Stated problem:
Reproduce all of the listing below without alteration.

Chart and figure data
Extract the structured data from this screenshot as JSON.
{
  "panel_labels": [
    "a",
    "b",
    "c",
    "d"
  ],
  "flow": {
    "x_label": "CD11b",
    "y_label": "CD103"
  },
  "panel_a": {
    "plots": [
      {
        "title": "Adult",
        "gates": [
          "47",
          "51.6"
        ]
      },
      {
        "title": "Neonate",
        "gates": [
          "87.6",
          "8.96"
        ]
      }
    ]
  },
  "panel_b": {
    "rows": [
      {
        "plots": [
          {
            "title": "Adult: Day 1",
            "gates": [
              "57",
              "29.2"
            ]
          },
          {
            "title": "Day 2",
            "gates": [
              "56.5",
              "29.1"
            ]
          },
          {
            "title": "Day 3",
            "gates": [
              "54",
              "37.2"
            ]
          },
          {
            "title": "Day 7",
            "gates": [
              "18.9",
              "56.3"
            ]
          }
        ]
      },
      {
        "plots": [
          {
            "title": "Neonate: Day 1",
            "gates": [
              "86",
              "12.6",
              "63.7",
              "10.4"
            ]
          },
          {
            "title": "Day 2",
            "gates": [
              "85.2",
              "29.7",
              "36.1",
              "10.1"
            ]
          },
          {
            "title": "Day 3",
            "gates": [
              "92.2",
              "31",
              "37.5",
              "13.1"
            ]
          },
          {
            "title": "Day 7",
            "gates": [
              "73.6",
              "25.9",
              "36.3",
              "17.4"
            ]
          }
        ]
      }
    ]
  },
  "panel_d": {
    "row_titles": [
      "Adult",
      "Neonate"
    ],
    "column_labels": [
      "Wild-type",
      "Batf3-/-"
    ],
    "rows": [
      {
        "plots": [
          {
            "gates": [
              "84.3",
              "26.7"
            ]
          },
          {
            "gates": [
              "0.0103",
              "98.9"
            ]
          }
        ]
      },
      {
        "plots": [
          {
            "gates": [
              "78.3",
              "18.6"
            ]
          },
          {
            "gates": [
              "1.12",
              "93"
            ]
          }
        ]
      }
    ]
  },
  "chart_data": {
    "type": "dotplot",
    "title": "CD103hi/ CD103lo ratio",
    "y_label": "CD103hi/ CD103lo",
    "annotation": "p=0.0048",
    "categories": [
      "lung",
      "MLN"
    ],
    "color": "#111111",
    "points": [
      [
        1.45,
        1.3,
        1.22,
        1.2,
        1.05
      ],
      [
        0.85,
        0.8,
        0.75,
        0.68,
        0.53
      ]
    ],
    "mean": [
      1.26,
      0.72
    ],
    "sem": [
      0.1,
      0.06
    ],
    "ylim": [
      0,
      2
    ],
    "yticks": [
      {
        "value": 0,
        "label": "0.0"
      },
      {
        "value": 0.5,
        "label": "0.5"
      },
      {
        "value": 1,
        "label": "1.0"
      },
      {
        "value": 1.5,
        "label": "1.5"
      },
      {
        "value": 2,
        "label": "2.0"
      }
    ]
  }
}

Response below:
Extract the structured data from this screenshot as JSON.
{
  "panel_labels": [
    "a",
    "b",
    "c",
    "d"
  ],
  "flow": {
    "x_label": "CD11b",
    "y_label": "CD103"
  },
  "panel_a": {
    "plots": [
      {
        "title": "Adult",
        "gates": [
          "47",
          "51.6"
        ]
      },
      {
        "title": "Neonate",
        "gates": [
          "87.6",
          "8.96"
        ]
      }
    ]
  },
  "panel_b": {
    "rows": [
      {
        "plots": [
          {
            "title": "Adult: Day 1",
            "gates": [
              "57",
              "29.2"
            ]
          },
          {
            "title": "Day 2",
            "gates": [
              "56.5",
              "29.1"
            ]
          },
          {
            "title": "Day 3",
            "gates": [
              "54",
              "37.2"
            ]
          },
          {
            "title": "Day 7",
            "gates": [
              "18.9",
              "56.3"
            ]
          }
        ]
      },
      {
        "plots": [
          {
            "title": "Neonate: Day 1",
            "gates": [
              "86",
              "12.6",
              "63.7",
              "10.4"
            ]
          },
          {
            "title": "Day 2",
            "gates": [
              "85.2",
              "29.7",
              "36.1",
              "10.1"
            ]
          },
          {
            "title": "Day 3",
            "gates": [
              "92.2",
              "31",
              "37.5",
              "13.1"
            ]
          },
          {
            "title": "Day 7",
            "gates": [
              "73.6",
              "25.9",
              "36.3",
              "17.4"
            ]
          }
        ]
      }
    ]
  },
  "panel_d": {
    "row_titles": [
      "Adult",
      "Neonate"
    ],
    "column_labels": [
      "Wild-type",
      "Batf3-/-"
    ],
    "rows": [
      {
        "plots": [
          {
            "gates": [
              "84.3",
              "26.7"
            ]
          },
          {
            "gates": [
              "0.0103",
              "98.9"
            ]
          }
        ]
      },
      {
        "plots": [
          {
            "gates": [
              "78.3",
              "18.6"
            ]
          },
          {
            "gates": [
              "1.12",
              "93"
            ]
          }
        ]
      }
    ]
  },
  "chart_data": {
    "type": "dotplot",
    "title": "CD103hi/ CD103lo ratio",
    "y_label": "CD103hi/ CD103lo",
    "annotation": "p=0.0048",
    "categories": [
      "lung",
      "MLN"
    ],
    "color": "#111111",
    "points": [
      [
        1.45,
        1.3,
        1.22,
        1.2,
        1.05
      ],
      [
        0.85,
        0.8,
        0.75,
        0.68,
        0.53
      ]
    ],
    "mean": [
      1.26,
      0.72
    ],
    "sem": [
      0.1,
      0.06
    ],
    "ylim": [
      0,
      2
    ],
    "yticks": [
      {
        "value": 0,
        "label": "0.0"
      },
      {
        "value": 0.5,
        "label": "0.5"
      },
      {
        "value": 1,
        "label": "1.0"
      },
      {
        "value": 1.5,
        "label": "1.5"
      },
      {
        "value": 2,
        "label": "2.0"
      }
    ]
  }
}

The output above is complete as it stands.